══ VORLIEGENDER TEXT ══

Auch über Schwesterdisziplinen kann Zugang zur Musiksoziologie gefunden werden. Beispiele sind die Historische Musikwissenschaft, Musikpsychologie, Musiktheorie, Musikästhetik, Musikpädagogik und die Musikethnologie. Die Musiksoziologie kann Anregungen zum Beispiel aus anderen Feldern der Soziologie oder aus der Verhaltensforschung aufnehmen.[4] Durch die Zusammenarbeit mit verschiedenen anderen Disziplinen entsteht eine „komplexe Musiksoziologie“. Andererseits gibt es eine „autonome Musiksoziologie“ mit Themen, die nicht von anderen Wissenschaften behandelt werden.[5]

1921, ein Jahr nach Max Webers Tod, wurde dessen Schrift Die rationalen und soziologischen Grundlagen der Musik veröffentlicht, eine Sammlung von Notizen und Ideen, die der berühmte Soziologe bereits 1912/13 geschrieben hatte.[6] Weber versuchte, Musikwerke soziologisch zu interpretieren,[7] einen musikalisch-sozialen Zusammenhang darzustellen und das Spezifische der europäischen Kulturgeschichte herauszuarbeiten. Dabei versuchte er musikwissenschaftliche und soziologische Methoden zu verbinden.[8]

Von Max Weber inspiriert, entwarf Kurt Blaukopf 1938 eine Schrift zur Musiksoziologie, die aber erst 1950 in der Schweiz erschien. 1965 gründete er das Institut für Musiksoziologie in Wien. Er gilt heute als Begründer der „Wiener Schule“ der Musiksoziologie. Er vertrat einen multidisziplinäre Herangehensweise und bezog beispielsweise Aspekte der Raumakustik und die Rolle der Medien in seine Musiksoziologie ein.[9]

Alphons Silbermann gilt als einer der Begründer der empirischen Musiksoziologie.[10] 1957 formulierte er das „Ideal einer praktisch verwertbaren Soziologie“.[11] Im Musik-Band des Fischer Lexikons (1957) gab es keinen Artikel zur Musiksoziologie.[12] Stattdessen stellte Silbermann seine Grundgedanken im Soziologie-Band des Fischer Lexikons unter dem Stichwort Kunst vor.

═══
══ AUFGELISTETE EINTRÄGE ══

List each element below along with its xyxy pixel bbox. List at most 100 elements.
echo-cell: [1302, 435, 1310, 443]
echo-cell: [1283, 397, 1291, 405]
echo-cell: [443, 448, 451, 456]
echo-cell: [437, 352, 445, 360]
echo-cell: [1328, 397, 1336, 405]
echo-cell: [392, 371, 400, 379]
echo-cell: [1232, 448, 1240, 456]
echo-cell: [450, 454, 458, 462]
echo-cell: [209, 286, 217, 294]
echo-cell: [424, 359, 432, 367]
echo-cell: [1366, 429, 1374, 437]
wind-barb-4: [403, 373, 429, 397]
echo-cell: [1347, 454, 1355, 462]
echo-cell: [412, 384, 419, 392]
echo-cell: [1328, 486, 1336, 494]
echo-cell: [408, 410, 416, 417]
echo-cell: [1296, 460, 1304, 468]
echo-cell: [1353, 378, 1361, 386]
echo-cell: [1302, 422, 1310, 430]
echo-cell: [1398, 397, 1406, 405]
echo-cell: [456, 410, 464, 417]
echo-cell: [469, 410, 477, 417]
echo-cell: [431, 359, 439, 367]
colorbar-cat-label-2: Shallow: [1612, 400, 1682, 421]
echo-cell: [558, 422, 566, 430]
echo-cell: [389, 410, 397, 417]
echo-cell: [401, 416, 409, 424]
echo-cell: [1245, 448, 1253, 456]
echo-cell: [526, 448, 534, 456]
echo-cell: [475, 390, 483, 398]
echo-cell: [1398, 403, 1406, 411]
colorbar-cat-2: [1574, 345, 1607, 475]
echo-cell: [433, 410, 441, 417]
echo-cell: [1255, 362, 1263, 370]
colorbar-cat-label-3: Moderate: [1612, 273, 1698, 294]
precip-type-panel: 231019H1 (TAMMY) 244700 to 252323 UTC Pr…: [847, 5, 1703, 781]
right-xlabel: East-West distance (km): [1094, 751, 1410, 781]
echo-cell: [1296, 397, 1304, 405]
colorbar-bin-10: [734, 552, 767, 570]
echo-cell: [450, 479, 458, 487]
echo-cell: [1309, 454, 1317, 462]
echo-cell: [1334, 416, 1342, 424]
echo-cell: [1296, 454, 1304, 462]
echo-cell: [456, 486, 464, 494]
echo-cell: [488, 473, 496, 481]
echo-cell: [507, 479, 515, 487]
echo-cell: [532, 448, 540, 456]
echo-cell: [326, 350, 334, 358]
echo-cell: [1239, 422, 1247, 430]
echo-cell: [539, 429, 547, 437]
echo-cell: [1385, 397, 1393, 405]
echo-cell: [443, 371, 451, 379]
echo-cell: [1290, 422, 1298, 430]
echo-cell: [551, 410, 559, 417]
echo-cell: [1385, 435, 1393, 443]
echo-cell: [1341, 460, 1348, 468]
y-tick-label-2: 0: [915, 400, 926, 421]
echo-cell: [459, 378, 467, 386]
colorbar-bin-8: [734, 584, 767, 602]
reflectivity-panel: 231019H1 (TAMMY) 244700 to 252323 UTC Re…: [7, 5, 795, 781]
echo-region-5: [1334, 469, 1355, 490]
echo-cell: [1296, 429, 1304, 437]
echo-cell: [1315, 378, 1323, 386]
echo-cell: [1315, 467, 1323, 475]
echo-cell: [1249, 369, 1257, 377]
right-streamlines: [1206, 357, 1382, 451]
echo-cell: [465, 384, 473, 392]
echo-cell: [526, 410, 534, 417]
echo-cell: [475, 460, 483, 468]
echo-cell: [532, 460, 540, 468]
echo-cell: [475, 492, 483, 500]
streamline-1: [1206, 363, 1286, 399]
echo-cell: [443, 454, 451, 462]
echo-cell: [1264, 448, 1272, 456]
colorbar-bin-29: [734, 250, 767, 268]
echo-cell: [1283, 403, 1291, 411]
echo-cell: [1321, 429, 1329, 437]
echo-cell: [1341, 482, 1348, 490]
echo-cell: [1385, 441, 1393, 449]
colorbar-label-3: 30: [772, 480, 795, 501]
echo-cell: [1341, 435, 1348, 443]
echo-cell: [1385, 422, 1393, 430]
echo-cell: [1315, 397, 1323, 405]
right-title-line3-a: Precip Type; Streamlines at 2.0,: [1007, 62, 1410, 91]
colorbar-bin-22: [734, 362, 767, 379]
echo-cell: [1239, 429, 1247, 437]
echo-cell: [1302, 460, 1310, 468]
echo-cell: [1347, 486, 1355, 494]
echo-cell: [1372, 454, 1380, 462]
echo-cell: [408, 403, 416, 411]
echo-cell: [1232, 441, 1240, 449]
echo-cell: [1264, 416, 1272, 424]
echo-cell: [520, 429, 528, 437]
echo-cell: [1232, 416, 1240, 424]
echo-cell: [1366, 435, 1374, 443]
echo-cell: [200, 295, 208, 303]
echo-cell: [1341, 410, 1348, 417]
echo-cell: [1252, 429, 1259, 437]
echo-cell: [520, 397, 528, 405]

═══

*WAS ZU TUN IST*:
A. Fasse bitte den Absatz des Textes zur Musiksoziologie, der mit „Von Max Weber inspiriert“ beginnt, als Liste zusammen und bewahre dabei seine wichtigsten Fakten.
B. Beantworte anhand des Textes zur Musiksoziologie die folgenden Fragen, jede Antwort auf einer eigenen Zeile und wie die Fragen markiert:
(i) In welchem Jahr wurde Max Webers Schrift „Die rationalen und soziologischen Grundlagen der Musik“ veröffentlicht?
(ii) Wann gründete Kurt Blaukopf das Institut für Musiksoziologie in Wien?
(iii) Unter welchem Stichwort stellte Silbermann seine Grundgedanken im Soziologie-Band des Fischer Lexikons vor?
C. Gib den Abschnitt des Textes zur Musiksoziologie, beginnend mit „Alphons Silbermann gilt“ und weiter bis „Stichwort Kunst vor.“, erneut wieder und tausche dabei „Stichwort“ gegen „Schlagwort“ aus.

*ANTWORTEN JE AUFGABE*:
A.
- 1938 entwarf Kurt Blaukopf, angeregt von Max Weber, eine Schrift zur Musiksoziologie, die erst 1950 in der Schweiz erschien.
- 1965 gründete er in Wien das Institut für Musiksoziologie.
- Er gilt heute als Begründer der „Wiener Schule“ der Musiksoziologie.
- Sein Ansatz war multidisziplinär und bezog etwa die Raumakustik und die Rolle der Medien ein.

B.
(i) 1921
(ii) 1965
(iii) Kunst

C.
Alphons Silbermann gilt als einer der Begründer der empirischen Musiksoziologie.[10] 1957 formulierte er das „Ideal einer praktisch verwertbaren Soziologie“.[11] Im Musik-Band des Fischer Lexikons (1957) gab es keinen Artikel zur Musiksoziologie.[12] Stattdessen stellte Silbermann seine Grundgedanken im Soziologie-Band des Fischer Lexikons unter dem Schlagwort Kunst vor.